Return every line below in which "lower" appears.

--- start Exercise material ---

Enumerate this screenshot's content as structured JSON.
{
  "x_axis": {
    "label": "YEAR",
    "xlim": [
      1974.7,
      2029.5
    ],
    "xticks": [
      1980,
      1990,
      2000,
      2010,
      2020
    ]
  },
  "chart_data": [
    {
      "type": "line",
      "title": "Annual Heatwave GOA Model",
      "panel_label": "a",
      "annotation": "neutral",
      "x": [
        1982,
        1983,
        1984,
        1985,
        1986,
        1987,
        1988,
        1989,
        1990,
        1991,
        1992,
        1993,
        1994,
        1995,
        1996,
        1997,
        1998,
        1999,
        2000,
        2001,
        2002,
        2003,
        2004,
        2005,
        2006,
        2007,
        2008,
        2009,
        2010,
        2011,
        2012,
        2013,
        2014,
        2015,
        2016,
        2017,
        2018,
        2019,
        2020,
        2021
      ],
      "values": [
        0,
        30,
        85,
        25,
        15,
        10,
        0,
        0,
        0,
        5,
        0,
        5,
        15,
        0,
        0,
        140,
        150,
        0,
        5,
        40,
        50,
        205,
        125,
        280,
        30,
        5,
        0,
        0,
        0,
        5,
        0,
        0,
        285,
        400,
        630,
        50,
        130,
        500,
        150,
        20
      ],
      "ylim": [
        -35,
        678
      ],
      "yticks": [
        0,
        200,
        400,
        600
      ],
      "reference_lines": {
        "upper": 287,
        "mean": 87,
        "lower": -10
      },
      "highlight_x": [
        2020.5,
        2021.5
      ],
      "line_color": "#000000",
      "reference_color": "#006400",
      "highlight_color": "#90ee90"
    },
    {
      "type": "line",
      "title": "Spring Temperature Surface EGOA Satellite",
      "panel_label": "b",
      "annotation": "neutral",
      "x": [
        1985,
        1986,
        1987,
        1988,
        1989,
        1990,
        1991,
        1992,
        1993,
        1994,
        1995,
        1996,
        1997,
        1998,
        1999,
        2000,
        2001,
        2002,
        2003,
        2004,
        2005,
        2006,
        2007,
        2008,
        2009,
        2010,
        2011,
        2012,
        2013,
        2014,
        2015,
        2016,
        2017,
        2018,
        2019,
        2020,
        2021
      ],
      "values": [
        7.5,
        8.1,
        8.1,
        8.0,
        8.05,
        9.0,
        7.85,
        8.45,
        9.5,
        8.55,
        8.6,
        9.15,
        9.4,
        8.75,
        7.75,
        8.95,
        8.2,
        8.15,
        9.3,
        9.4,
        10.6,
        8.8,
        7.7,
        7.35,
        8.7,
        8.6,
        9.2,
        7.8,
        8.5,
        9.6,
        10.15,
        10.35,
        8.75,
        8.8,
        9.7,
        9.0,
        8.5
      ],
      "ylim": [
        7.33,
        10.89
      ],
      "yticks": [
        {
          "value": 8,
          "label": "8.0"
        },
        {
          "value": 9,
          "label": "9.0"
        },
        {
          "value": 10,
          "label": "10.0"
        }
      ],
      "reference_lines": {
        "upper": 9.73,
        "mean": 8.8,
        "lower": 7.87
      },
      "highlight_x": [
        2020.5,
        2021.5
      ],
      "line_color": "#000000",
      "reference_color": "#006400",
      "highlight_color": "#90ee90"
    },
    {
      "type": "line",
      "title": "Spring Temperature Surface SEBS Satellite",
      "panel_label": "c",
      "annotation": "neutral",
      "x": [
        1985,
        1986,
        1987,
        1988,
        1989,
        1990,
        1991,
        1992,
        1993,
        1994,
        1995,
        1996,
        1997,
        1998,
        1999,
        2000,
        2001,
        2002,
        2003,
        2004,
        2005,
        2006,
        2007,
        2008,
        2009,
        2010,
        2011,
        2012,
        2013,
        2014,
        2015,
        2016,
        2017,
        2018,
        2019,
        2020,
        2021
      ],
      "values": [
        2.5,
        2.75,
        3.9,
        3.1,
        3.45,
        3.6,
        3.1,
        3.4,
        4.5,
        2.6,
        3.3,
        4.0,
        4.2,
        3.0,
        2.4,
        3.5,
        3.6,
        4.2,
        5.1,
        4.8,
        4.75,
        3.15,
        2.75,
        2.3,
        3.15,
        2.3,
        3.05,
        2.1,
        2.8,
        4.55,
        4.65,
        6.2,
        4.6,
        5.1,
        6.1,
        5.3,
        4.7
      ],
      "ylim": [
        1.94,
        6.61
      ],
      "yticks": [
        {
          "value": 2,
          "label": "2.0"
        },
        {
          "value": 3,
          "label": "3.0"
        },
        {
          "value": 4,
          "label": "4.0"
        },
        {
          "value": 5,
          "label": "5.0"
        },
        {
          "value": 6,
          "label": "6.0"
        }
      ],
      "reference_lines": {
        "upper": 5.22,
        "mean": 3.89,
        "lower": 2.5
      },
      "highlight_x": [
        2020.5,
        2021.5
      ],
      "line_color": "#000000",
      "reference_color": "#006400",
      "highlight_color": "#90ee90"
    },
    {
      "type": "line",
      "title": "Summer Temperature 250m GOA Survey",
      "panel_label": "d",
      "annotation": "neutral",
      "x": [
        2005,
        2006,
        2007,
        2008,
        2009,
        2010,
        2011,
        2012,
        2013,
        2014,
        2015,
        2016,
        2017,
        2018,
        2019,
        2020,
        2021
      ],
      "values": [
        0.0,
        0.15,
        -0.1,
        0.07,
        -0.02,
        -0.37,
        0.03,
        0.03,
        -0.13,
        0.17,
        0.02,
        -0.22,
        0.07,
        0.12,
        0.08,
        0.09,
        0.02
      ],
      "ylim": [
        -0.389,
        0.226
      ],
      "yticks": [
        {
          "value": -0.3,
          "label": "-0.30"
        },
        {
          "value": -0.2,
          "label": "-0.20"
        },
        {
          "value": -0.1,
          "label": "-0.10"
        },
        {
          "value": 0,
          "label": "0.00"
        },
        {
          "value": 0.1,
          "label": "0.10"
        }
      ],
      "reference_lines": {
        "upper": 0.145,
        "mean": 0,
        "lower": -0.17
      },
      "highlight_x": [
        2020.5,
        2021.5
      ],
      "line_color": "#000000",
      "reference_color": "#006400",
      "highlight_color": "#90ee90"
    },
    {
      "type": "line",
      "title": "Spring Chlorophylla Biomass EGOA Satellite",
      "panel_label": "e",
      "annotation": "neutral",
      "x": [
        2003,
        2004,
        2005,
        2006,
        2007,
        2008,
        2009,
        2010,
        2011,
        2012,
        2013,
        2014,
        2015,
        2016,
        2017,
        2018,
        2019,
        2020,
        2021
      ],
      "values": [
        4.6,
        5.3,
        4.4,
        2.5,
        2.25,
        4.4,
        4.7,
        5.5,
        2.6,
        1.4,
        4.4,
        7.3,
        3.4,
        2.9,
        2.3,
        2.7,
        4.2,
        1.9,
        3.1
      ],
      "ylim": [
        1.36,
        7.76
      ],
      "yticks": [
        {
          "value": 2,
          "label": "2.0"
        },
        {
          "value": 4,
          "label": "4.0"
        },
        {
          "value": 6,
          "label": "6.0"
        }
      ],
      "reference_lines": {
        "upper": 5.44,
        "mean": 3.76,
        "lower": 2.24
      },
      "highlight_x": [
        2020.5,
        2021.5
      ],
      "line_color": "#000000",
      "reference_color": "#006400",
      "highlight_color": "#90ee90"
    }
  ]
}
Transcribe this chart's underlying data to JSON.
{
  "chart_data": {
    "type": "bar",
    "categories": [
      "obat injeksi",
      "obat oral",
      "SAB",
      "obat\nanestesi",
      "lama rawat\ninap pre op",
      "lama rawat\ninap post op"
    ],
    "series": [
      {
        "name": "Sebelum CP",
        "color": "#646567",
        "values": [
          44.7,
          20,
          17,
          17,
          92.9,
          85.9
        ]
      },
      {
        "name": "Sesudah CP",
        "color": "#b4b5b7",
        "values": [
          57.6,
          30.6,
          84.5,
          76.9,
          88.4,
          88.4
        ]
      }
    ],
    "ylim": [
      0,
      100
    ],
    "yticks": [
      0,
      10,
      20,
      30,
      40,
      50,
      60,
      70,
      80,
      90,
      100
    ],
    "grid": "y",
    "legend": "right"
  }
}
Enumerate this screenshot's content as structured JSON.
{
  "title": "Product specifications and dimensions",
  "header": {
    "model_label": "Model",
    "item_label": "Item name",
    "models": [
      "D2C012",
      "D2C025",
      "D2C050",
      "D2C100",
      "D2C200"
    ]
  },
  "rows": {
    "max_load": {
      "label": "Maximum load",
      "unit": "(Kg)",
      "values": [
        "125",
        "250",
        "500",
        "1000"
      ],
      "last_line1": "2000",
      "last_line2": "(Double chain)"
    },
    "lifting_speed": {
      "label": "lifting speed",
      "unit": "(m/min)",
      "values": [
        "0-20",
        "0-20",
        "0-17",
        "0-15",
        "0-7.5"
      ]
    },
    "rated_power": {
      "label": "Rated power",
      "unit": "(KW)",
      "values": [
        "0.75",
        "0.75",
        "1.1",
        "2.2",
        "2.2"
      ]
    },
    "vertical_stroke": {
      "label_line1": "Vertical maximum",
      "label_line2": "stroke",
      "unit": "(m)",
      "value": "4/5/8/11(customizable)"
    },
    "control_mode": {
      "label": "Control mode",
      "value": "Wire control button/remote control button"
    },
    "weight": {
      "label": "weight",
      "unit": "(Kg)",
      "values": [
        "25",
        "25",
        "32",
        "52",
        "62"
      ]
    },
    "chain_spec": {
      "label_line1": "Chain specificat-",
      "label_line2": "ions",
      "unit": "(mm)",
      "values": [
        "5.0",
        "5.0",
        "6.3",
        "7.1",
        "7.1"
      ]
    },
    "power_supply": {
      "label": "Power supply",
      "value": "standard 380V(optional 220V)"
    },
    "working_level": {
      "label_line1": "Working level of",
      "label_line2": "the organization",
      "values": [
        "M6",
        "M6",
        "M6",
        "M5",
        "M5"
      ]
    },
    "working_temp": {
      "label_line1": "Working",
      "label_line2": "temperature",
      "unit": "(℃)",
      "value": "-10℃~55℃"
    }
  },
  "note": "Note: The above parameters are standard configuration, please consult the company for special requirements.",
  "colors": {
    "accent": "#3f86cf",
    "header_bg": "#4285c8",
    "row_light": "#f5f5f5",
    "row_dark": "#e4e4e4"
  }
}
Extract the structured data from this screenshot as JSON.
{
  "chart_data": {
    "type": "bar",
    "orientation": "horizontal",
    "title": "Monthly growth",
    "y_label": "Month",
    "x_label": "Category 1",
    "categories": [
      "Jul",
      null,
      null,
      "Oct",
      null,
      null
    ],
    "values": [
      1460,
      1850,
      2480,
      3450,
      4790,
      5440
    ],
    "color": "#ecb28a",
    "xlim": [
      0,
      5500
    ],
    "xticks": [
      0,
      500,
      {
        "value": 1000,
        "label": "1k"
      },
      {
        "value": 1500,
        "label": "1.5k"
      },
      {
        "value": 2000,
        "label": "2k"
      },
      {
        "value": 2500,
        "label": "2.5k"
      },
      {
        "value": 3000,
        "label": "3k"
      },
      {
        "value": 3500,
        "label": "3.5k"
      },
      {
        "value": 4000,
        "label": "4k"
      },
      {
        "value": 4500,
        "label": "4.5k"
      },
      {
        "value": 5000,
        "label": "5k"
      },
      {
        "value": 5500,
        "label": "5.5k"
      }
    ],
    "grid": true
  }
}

--- end Exercise material ---

▶ Result for this exercise
        "lower": -10
        "lower": 7.87
        "lower": 2.5
        "lower": -0.17
        "lower": 2.24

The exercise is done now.